**Written request**
Restate each of the lines below word for word and drop every picture.

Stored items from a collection
····················

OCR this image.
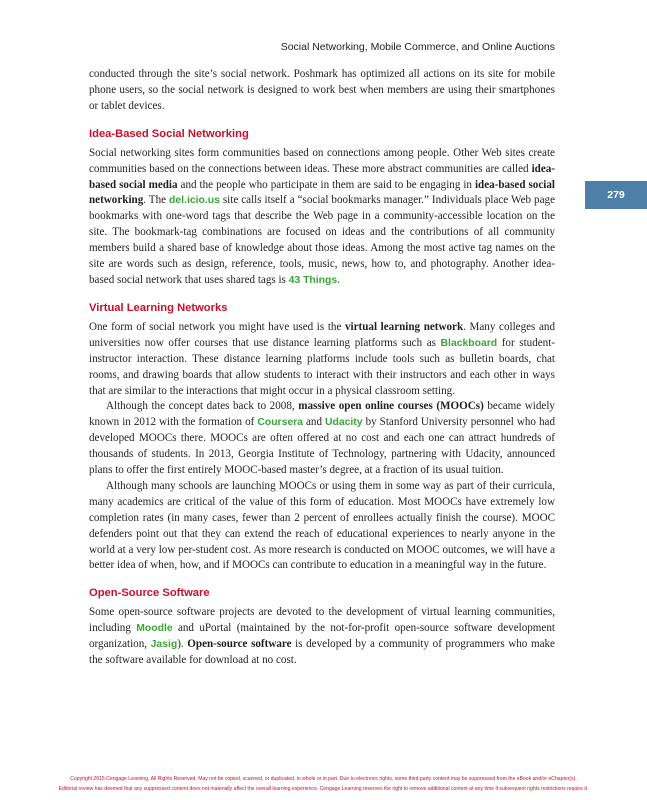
Social Networking, Mobile Commerce, and Online Auctions
279

conducted through the site’s social network. Poshmark has optimized all actions on its site for mobile phone users, so the social network is designed to work best when members are using their smartphones or tablet devices.

Idea-Based Social Networking

Social networking sites form communities based on connections among people. Other Web sites create communities based on the connections between ideas. These more abstract communities are called idea-based social media and the people who participate in them are said to be engaging in idea-based social networking. The del.icio.us site calls itself a “social bookmarks manager.” Individuals place Web page bookmarks with one-word tags that describe the Web page in a community-accessible location on the site. The bookmark-tag combinations are focused on ideas and the contributions of all community members build a shared base of knowledge about those ideas. Among the most active tag names on the site are words such as design, reference, tools, music, news, how to, and photography. Another idea-based social network that uses shared tags is 43 Things.

Virtual Learning Networks

One form of social network you might have used is the virtual learning network. Many colleges and universities now offer courses that use distance learning platforms such as Blackboard for student-instructor interaction. These distance learning platforms include tools such as bulletin boards, chat rooms, and drawing boards that allow students to interact with their instructors and each other in ways that are similar to the interactions that might occur in a physical classroom setting.

Although the concept dates back to 2008, massive open online courses (MOOCs) became widely known in 2012 with the formation of Coursera and Udacity by Stanford University personnel who had developed MOOCs there. MOOCs are often offered at no cost and each one can attract hundreds of thousands of students. In 2013, Georgia Institute of Technology, partnering with Udacity, announced plans to offer the first entirely MOOC-based master’s degree, at a fraction of its usual tuition.

Although many schools are launching MOOCs or using them in some way as part of their curricula, many academics are critical of the value of this form of education. Most MOOCs have extremely low completion rates (in many cases, fewer than 2 percent of enrollees actually finish the course). MOOC defenders point out that they can extend the reach of educational experiences to nearly anyone in the world at a very low per-student cost. As more research is conducted on MOOC outcomes, we will have a better idea of when, how, and if MOOCs can contribute to education in a meaningful way in the future.

Open-Source Software

Some open-source software projects are devoted to the development of virtual learning communities, including Moodle and uPortal (maintained by the not-for-profit open-source software development organization, Jasig). Open-source software is developed by a community of programmers who make the software available for download at no cost.

Copyright 2015 Cengage Learning. All Rights Reserved. May not be copied, scanned, or duplicated, in whole or in part. Due to electronic rights, some third party content may be suppressed from the eBook and/or eChapter(s).
Editorial review has deemed that any suppressed content does not materially affect the overall learning experience. Cengage Learning reserves the right to remove additional content at any time if subsequent rights restrictions require it.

····················

**Solution to this problem**
OCR this image.
Social Networking, Mobile Commerce, and Online Auctions
279

conducted through the site’s social network. Poshmark has optimized all actions on its site for mobile phone users, so the social network is designed to work best when members are using their smartphones or tablet devices.

Idea-Based Social Networking

Social networking sites form communities based on connections among people. Other Web sites create communities based on the connections between ideas. These more abstract communities are called idea-based social media and the people who participate in them are said to be engaging in idea-based social networking. The del.icio.us site calls itself a “social bookmarks manager.” Individuals place Web page bookmarks with one-word tags that describe the Web page in a community-accessible location on the site. The bookmark-tag combinations are focused on ideas and the contributions of all community members build a shared base of knowledge about those ideas. Among the most active tag names on the site are words such as design, reference, tools, music, news, how to, and photography. Another idea-based social network that uses shared tags is 43 Things.

Virtual Learning Networks

One form of social network you might have used is the virtual learning network. Many colleges and universities now offer courses that use distance learning platforms such as Blackboard for student-instructor interaction. These distance learning platforms include tools such as bulletin boards, chat rooms, and drawing boards that allow students to interact with their instructors and each other in ways that are similar to the interactions that might occur in a physical classroom setting.

Although the concept dates back to 2008, massive open online courses (MOOCs) became widely known in 2012 with the formation of Coursera and Udacity by Stanford University personnel who had developed MOOCs there. MOOCs are often offered at no cost and each one can attract hundreds of thousands of students. In 2013, Georgia Institute of Technology, partnering with Udacity, announced plans to offer the first entirely MOOC-based master’s degree, at a fraction of its usual tuition.

Although many schools are launching MOOCs or using them in some way as part of their curricula, many academics are critical of the value of this form of education. Most MOOCs have extremely low completion rates (in many cases, fewer than 2 percent of enrollees actually finish the course). MOOC defenders point out that they can extend the reach of educational experiences to nearly anyone in the world at a very low per-student cost. As more research is conducted on MOOC outcomes, we will have a better idea of when, how, and if MOOCs can contribute to education in a meaningful way in the future.

Open-Source Software

Some open-source software projects are devoted to the development of virtual learning communities, including Moodle and uPortal (maintained by the not-for-profit open-source software development organization, Jasig). Open-source software is developed by a community of programmers who make the software available for download at no cost.

Copyright 2015 Cengage Learning. All Rights Reserved. May not be copied, scanned, or duplicated, in whole or in part. Due to electronic rights, some third party content may be suppressed from the eBook and/or eChapter(s).
Editorial review has deemed that any suppressed content does not materially affect the overall learning experience. Cengage Learning reserves the right to remove additional content at any time if subsequent rights restrictions require it.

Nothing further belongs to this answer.